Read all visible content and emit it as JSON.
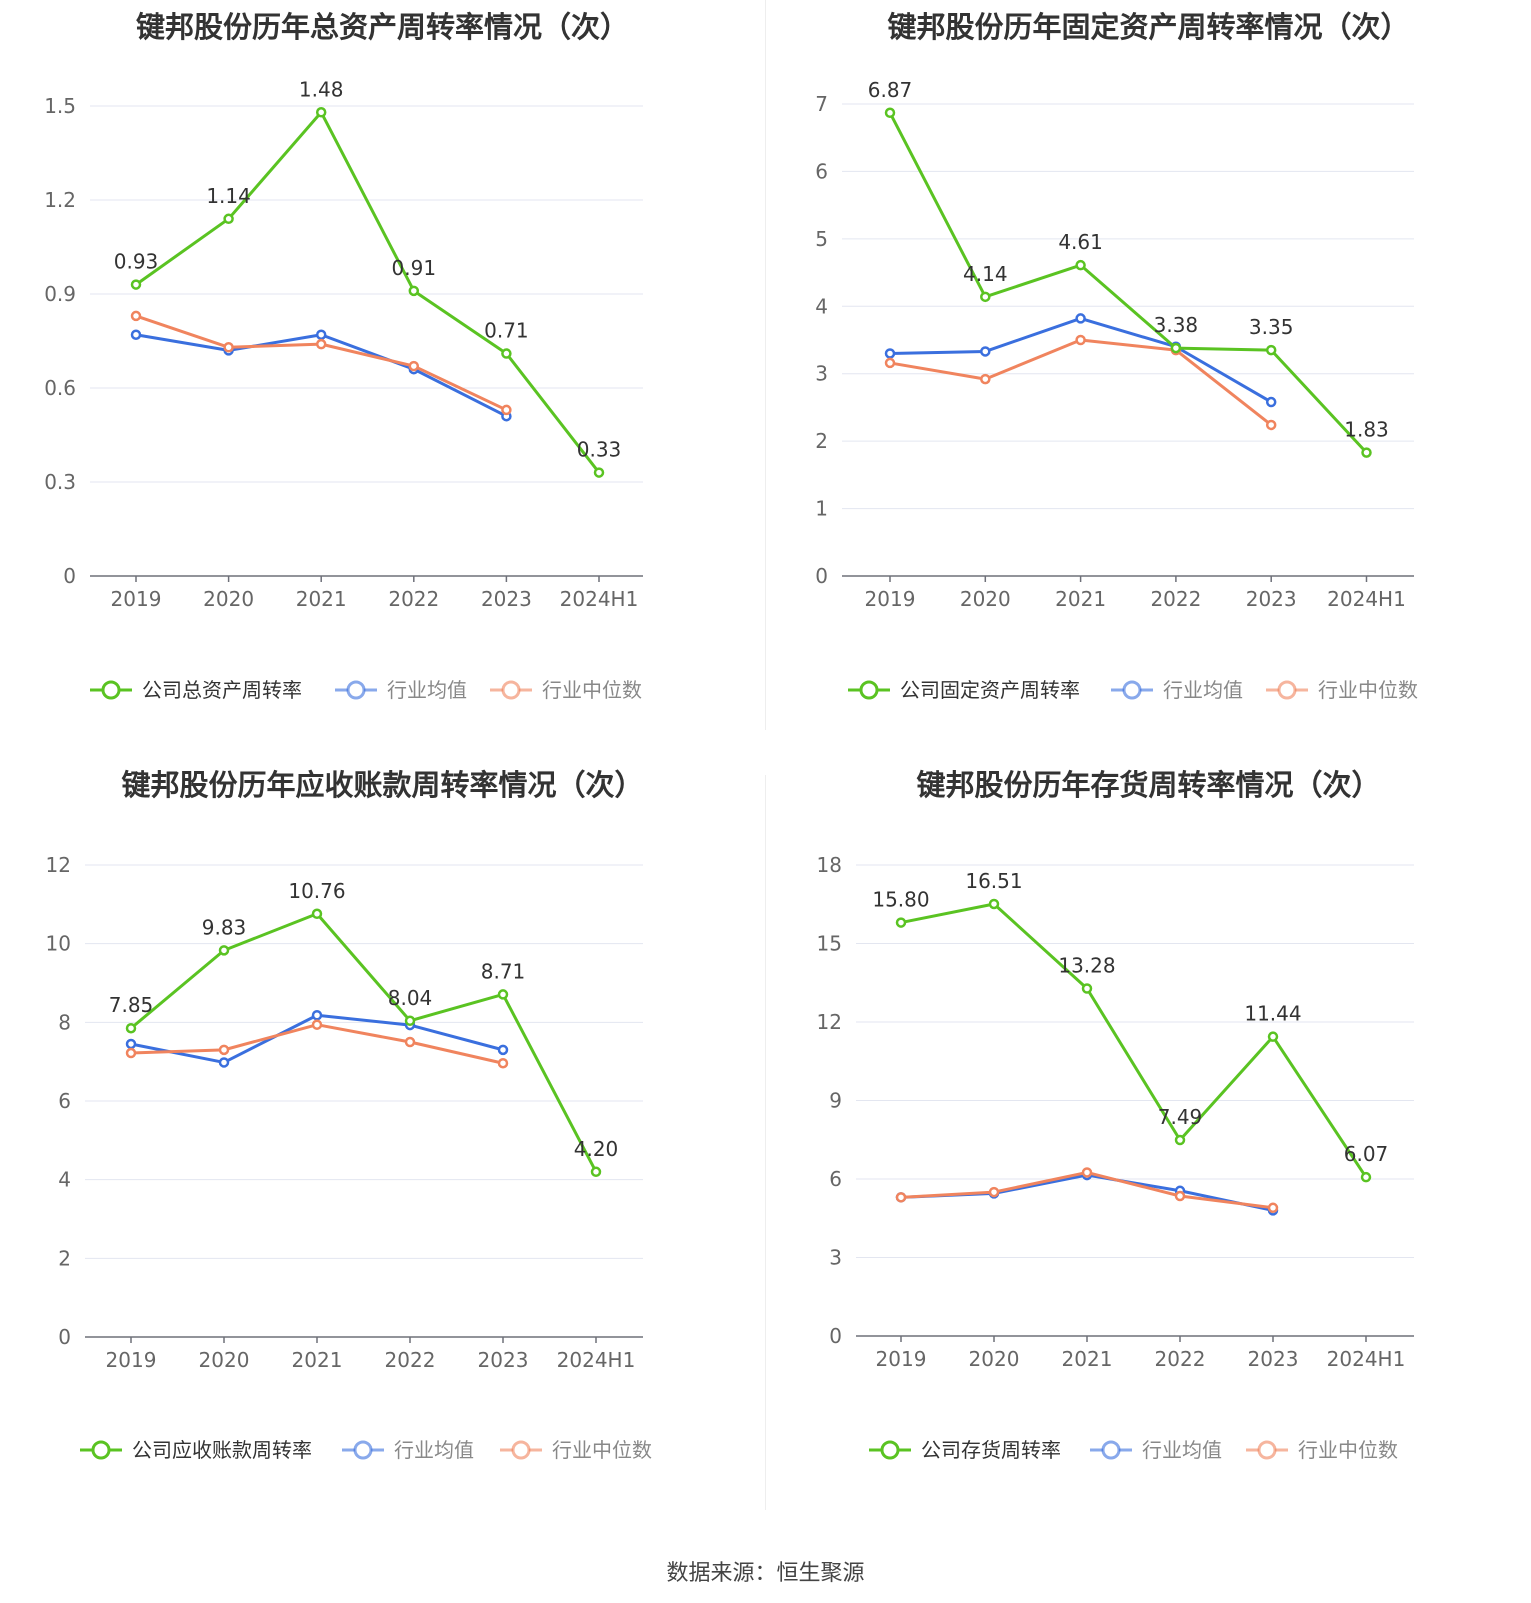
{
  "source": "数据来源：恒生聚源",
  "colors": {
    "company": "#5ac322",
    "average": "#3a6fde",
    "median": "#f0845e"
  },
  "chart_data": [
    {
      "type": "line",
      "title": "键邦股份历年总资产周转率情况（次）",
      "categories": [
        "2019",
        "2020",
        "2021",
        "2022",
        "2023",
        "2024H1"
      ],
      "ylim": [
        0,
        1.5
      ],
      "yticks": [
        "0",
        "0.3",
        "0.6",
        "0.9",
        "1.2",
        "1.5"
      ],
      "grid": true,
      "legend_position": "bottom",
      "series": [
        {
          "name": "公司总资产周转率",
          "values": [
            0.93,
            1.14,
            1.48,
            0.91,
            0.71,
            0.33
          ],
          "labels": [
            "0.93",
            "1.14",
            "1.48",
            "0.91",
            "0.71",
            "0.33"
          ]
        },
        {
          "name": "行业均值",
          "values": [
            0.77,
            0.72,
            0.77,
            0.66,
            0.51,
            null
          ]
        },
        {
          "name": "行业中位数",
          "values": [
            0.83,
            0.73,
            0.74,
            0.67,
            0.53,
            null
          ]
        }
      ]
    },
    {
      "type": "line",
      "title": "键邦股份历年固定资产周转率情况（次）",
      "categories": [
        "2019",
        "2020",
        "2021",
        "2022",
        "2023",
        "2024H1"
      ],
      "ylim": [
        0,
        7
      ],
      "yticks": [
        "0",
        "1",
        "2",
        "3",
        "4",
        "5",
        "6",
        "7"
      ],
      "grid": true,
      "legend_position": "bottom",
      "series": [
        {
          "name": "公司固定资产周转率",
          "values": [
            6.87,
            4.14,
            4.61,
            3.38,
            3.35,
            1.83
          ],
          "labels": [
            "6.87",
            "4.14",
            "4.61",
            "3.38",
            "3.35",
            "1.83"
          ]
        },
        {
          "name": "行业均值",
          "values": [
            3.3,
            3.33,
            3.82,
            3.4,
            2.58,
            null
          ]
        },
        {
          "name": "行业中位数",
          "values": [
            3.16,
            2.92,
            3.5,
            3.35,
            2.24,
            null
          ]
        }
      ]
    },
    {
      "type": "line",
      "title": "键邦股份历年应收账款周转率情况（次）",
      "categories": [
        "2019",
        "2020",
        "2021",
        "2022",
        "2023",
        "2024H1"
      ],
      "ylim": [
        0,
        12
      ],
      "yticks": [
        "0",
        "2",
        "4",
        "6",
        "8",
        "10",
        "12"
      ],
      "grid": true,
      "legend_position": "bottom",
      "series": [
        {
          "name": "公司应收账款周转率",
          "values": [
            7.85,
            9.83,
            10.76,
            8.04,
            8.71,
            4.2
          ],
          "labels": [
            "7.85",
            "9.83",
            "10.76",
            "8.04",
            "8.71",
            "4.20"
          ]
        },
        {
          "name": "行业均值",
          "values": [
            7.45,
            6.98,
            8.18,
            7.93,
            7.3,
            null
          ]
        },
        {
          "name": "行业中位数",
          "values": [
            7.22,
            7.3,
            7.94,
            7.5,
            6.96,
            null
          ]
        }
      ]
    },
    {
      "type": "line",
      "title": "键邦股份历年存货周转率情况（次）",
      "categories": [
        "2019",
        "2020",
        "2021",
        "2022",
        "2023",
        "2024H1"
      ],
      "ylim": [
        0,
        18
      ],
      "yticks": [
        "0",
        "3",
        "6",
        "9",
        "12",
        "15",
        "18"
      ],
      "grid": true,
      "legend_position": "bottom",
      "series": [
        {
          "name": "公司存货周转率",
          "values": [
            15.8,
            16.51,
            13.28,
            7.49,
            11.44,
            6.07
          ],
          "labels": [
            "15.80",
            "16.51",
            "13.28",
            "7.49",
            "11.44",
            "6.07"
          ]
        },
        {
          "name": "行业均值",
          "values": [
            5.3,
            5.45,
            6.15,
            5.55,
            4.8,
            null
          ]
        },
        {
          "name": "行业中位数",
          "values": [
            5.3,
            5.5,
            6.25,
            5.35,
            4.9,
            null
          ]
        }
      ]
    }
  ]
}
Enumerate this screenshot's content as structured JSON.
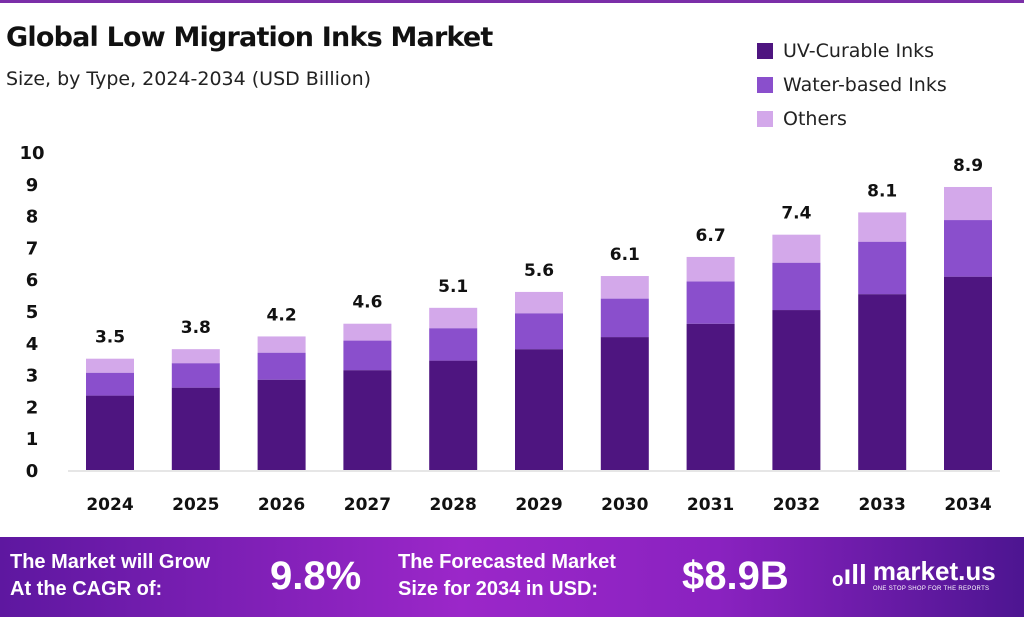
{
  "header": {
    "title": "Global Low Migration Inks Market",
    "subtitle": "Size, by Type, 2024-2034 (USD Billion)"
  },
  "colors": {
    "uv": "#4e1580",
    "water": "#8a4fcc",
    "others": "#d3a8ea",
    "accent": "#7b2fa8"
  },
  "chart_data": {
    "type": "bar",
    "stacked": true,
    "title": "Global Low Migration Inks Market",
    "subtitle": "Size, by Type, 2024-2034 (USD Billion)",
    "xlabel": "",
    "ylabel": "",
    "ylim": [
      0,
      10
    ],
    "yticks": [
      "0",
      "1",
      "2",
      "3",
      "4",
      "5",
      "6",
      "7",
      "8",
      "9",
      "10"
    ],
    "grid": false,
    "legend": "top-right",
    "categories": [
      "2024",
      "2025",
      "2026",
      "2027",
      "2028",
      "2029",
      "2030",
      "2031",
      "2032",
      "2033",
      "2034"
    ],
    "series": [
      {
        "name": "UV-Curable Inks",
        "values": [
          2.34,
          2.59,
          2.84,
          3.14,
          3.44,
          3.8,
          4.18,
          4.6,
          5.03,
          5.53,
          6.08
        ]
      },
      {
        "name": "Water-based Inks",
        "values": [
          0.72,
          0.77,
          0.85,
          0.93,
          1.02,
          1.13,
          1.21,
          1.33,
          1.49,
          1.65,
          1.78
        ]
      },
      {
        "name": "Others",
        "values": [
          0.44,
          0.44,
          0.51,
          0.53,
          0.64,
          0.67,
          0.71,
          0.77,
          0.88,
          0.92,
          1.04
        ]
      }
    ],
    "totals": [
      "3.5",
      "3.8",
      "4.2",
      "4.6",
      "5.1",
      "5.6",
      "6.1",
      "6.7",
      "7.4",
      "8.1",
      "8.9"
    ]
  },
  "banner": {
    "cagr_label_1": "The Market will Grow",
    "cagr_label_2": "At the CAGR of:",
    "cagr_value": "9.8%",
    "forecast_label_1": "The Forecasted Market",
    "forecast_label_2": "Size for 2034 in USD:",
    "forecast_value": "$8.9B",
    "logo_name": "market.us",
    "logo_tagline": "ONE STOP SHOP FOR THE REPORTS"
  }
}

-=-=-

# Task goal
Write the entries above out in full, exactly, with no images.

# Right answer
Read all visible content and emit it as JSON.
{
  "source": "数据来源：恒生聚源",
  "colors": {
    "company": "#5ac322",
    "average": "#3a6fde",
    "median": "#f0845e"
  },
  "chart_data": [
    {
      "type": "line",
      "title": "键邦股份历年总资产周转率情况（次）",
      "categories": [
        "2019",
        "2020",
        "2021",
        "2022",
        "2023",
        "2024H1"
      ],
      "ylim": [
        0,
        1.5
      ],
      "yticks": [
        "0",
        "0.3",
        "0.6",
        "0.9",
        "1.2",
        "1.5"
      ],
      "grid": true,
      "legend_position": "bottom",
      "series": [
        {
          "name": "公司总资产周转率",
          "values": [
            0.93,
            1.14,
            1.48,
            0.91,
            0.71,
            0.33
          ],
          "labels": [
            "0.93",
            "1.14",
            "1.48",
            "0.91",
            "0.71",
            "0.33"
          ]
        },
        {
          "name": "行业均值",
          "values": [
            0.77,
            0.72,
            0.77,
            0.66,
            0.51,
            null
          ]
        },
        {
          "name": "行业中位数",
          "values": [
            0.83,
            0.73,
            0.74,
            0.67,
            0.53,
            null
          ]
        }
      ]
    },
    {
      "type": "line",
      "title": "键邦股份历年固定资产周转率情况（次）",
      "categories": [
        "2019",
        "2020",
        "2021",
        "2022",
        "2023",
        "2024H1"
      ],
      "ylim": [
        0,
        7
      ],
      "yticks": [
        "0",
        "1",
        "2",
        "3",
        "4",
        "5",
        "6",
        "7"
      ],
      "grid": true,
      "legend_position": "bottom",
      "series": [
        {
          "name": "公司固定资产周转率",
          "values": [
            6.87,
            4.14,
            4.61,
            3.38,
            3.35,
            1.83
          ],
          "labels": [
            "6.87",
            "4.14",
            "4.61",
            "3.38",
            "3.35",
            "1.83"
          ]
        },
        {
          "name": "行业均值",
          "values": [
            3.3,
            3.33,
            3.82,
            3.4,
            2.58,
            null
          ]
        },
        {
          "name": "行业中位数",
          "values": [
            3.16,
            2.92,
            3.5,
            3.35,
            2.24,
            null
          ]
        }
      ]
    },
    {
      "type": "line",
      "title": "键邦股份历年应收账款周转率情况（次）",
      "categories": [
        "2019",
        "2020",
        "2021",
        "2022",
        "2023",
        "2024H1"
      ],
      "ylim": [
        0,
        12
      ],
      "yticks": [
        "0",
        "2",
        "4",
        "6",
        "8",
        "10",
        "12"
      ],
      "grid": true,
      "legend_position": "bottom",
      "series": [
        {
          "name": "公司应收账款周转率",
          "values": [
            7.85,
            9.83,
            10.76,
            8.04,
            8.71,
            4.2
          ],
          "labels": [
            "7.85",
            "9.83",
            "10.76",
            "8.04",
            "8.71",
            "4.20"
          ]
        },
        {
          "name": "行业均值",
          "values": [
            7.45,
            6.98,
            8.18,
            7.93,
            7.3,
            null
          ]
        },
        {
          "name": "行业中位数",
          "values": [
            7.22,
            7.3,
            7.94,
            7.5,
            6.96,
            null
          ]
        }
      ]
    },
    {
      "type": "line",
      "title": "键邦股份历年存货周转率情况（次）",
      "categories": [
        "2019",
        "2020",
        "2021",
        "2022",
        "2023",
        "2024H1"
      ],
      "ylim": [
        0,
        18
      ],
      "yticks": [
        "0",
        "3",
        "6",
        "9",
        "12",
        "15",
        "18"
      ],
      "grid": true,
      "legend_position": "bottom",
      "series": [
        {
          "name": "公司存货周转率",
          "values": [
            15.8,
            16.51,
            13.28,
            7.49,
            11.44,
            6.07
          ],
          "labels": [
            "15.80",
            "16.51",
            "13.28",
            "7.49",
            "11.44",
            "6.07"
          ]
        },
        {
          "name": "行业均值",
          "values": [
            5.3,
            5.45,
            6.15,
            5.55,
            4.8,
            null
          ]
        },
        {
          "name": "行业中位数",
          "values": [
            5.3,
            5.5,
            6.25,
            5.35,
            4.9,
            null
          ]
        }
      ]
    }
  ]
}
Enumerate this screenshot's content as structured JSON.
{
  "header": {
    "title": "Global Low Migration Inks Market",
    "subtitle": "Size, by Type, 2024-2034 (USD Billion)"
  },
  "colors": {
    "uv": "#4e1580",
    "water": "#8a4fcc",
    "others": "#d3a8ea",
    "accent": "#7b2fa8"
  },
  "chart_data": {
    "type": "bar",
    "stacked": true,
    "title": "Global Low Migration Inks Market",
    "subtitle": "Size, by Type, 2024-2034 (USD Billion)",
    "xlabel": "",
    "ylabel": "",
    "ylim": [
      0,
      10
    ],
    "yticks": [
      "0",
      "1",
      "2",
      "3",
      "4",
      "5",
      "6",
      "7",
      "8",
      "9",
      "10"
    ],
    "grid": false,
    "legend": "top-right",
    "categories": [
      "2024",
      "2025",
      "2026",
      "2027",
      "2028",
      "2029",
      "2030",
      "2031",
      "2032",
      "2033",
      "2034"
    ],
    "series": [
      {
        "name": "UV-Curable Inks",
        "values": [
          2.34,
          2.59,
          2.84,
          3.14,
          3.44,
          3.8,
          4.18,
          4.6,
          5.03,
          5.53,
          6.08
        ]
      },
      {
        "name": "Water-based Inks",
        "values": [
          0.72,
          0.77,
          0.85,
          0.93,
          1.02,
          1.13,
          1.21,
          1.33,
          1.49,
          1.65,
          1.78
        ]
      },
      {
        "name": "Others",
        "values": [
          0.44,
          0.44,
          0.51,
          0.53,
          0.64,
          0.67,
          0.71,
          0.77,
          0.88,
          0.92,
          1.04
        ]
      }
    ],
    "totals": [
      "3.5",
      "3.8",
      "4.2",
      "4.6",
      "5.1",
      "5.6",
      "6.1",
      "6.7",
      "7.4",
      "8.1",
      "8.9"
    ]
  },
  "banner": {
    "cagr_label_1": "The Market will Grow",
    "cagr_label_2": "At the CAGR of:",
    "cagr_value": "9.8%",
    "forecast_label_1": "The Forecasted Market",
    "forecast_label_2": "Size for 2034 in USD:",
    "forecast_value": "$8.9B",
    "logo_name": "market.us",
    "logo_tagline": "ONE STOP SHOP FOR THE REPORTS"
  }
}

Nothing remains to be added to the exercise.